- **Exercise objective**:
Repeat the listing in full, preserving every character.
---
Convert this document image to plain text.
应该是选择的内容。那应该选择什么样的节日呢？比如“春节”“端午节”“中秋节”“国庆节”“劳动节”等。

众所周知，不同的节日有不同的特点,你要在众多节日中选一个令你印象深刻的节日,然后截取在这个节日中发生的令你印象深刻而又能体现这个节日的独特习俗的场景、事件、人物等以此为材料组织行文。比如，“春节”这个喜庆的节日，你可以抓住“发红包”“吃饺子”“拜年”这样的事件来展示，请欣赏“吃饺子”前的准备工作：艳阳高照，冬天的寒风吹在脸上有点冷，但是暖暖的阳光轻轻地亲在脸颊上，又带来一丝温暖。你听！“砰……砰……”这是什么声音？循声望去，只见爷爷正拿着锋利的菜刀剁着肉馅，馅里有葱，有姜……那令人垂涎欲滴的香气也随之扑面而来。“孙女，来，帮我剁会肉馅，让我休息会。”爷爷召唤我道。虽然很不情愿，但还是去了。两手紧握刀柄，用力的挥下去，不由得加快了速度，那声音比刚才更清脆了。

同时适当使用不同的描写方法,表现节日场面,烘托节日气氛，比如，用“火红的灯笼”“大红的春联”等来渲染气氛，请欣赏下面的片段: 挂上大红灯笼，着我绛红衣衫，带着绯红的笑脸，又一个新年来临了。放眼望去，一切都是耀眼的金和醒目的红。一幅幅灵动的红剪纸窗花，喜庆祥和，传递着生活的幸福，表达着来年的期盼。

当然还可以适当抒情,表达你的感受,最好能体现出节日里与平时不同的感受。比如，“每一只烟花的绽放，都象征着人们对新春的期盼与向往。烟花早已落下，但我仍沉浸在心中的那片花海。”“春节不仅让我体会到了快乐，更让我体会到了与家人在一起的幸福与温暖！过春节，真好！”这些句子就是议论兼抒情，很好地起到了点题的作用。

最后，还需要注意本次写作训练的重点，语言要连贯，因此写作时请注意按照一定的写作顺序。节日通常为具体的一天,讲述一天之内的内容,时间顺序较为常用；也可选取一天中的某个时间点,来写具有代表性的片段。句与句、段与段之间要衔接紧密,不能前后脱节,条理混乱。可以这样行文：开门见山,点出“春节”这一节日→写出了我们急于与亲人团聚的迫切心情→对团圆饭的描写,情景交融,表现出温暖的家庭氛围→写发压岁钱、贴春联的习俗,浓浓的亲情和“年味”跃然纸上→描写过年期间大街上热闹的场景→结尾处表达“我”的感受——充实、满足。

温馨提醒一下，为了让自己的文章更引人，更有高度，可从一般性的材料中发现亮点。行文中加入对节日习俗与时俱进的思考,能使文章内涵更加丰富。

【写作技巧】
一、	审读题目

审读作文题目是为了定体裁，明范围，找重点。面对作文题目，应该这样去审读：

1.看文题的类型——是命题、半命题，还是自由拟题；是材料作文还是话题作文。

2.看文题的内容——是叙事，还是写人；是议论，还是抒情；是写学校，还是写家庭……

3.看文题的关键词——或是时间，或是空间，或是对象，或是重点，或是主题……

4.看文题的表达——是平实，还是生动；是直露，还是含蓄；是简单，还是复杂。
---
- **Written reply**:
Convert this document image to plain text.
应该是选择的内容。那应该选择什么样的节日呢？比如“春节”“端午节”“中秋节”“国庆节”“劳动节”等。

众所周知，不同的节日有不同的特点,你要在众多节日中选一个令你印象深刻的节日,然后截取在这个节日中发生的令你印象深刻而又能体现这个节日的独特习俗的场景、事件、人物等以此为材料组织行文。比如，“春节”这个喜庆的节日，你可以抓住“发红包”“吃饺子”“拜年”这样的事件来展示，请欣赏“吃饺子”前的准备工作：艳阳高照，冬天的寒风吹在脸上有点冷，但是暖暖的阳光轻轻地亲在脸颊上，又带来一丝温暖。你听！“砰……砰……”这是什么声音？循声望去，只见爷爷正拿着锋利的菜刀剁着肉馅，馅里有葱，有姜……那令人垂涎欲滴的香气也随之扑面而来。“孙女，来，帮我剁会肉馅，让我休息会。”爷爷召唤我道。虽然很不情愿，但还是去了。两手紧握刀柄，用力的挥下去，不由得加快了速度，那声音比刚才更清脆了。

同时适当使用不同的描写方法,表现节日场面,烘托节日气氛，比如，用“火红的灯笼”“大红的春联”等来渲染气氛，请欣赏下面的片段: 挂上大红灯笼，着我绛红衣衫，带着绯红的笑脸，又一个新年来临了。放眼望去，一切都是耀眼的金和醒目的红。一幅幅灵动的红剪纸窗花，喜庆祥和，传递着生活的幸福，表达着来年的期盼。

当然还可以适当抒情,表达你的感受,最好能体现出节日里与平时不同的感受。比如，“每一只烟花的绽放，都象征着人们对新春的期盼与向往。烟花早已落下，但我仍沉浸在心中的那片花海。”“春节不仅让我体会到了快乐，更让我体会到了与家人在一起的幸福与温暖！过春节，真好！”这些句子就是议论兼抒情，很好地起到了点题的作用。

最后，还需要注意本次写作训练的重点，语言要连贯，因此写作时请注意按照一定的写作顺序。节日通常为具体的一天,讲述一天之内的内容,时间顺序较为常用；也可选取一天中的某个时间点,来写具有代表性的片段。句与句、段与段之间要衔接紧密,不能前后脱节,条理混乱。可以这样行文：开门见山,点出“春节”这一节日→写出了我们急于与亲人团聚的迫切心情→对团圆饭的描写,情景交融,表现出温暖的家庭氛围→写发压岁钱、贴春联的习俗,浓浓的亲情和“年味”跃然纸上→描写过年期间大街上热闹的场景→结尾处表达“我”的感受——充实、满足。

温馨提醒一下，为了让自己的文章更引人，更有高度，可从一般性的材料中发现亮点。行文中加入对节日习俗与时俱进的思考,能使文章内涵更加丰富。

【写作技巧】
一、	审读题目

审读作文题目是为了定体裁，明范围，找重点。面对作文题目，应该这样去审读：

1.看文题的类型——是命题、半命题，还是自由拟题；是材料作文还是话题作文。

2.看文题的内容——是叙事，还是写人；是议论，还是抒情；是写学校，还是写家庭……

3.看文题的关键词——或是时间，或是空间，或是对象，或是重点，或是主题……

4.看文题的表达——是平实，还是生动；是直露，还是含蓄；是简单，还是复杂。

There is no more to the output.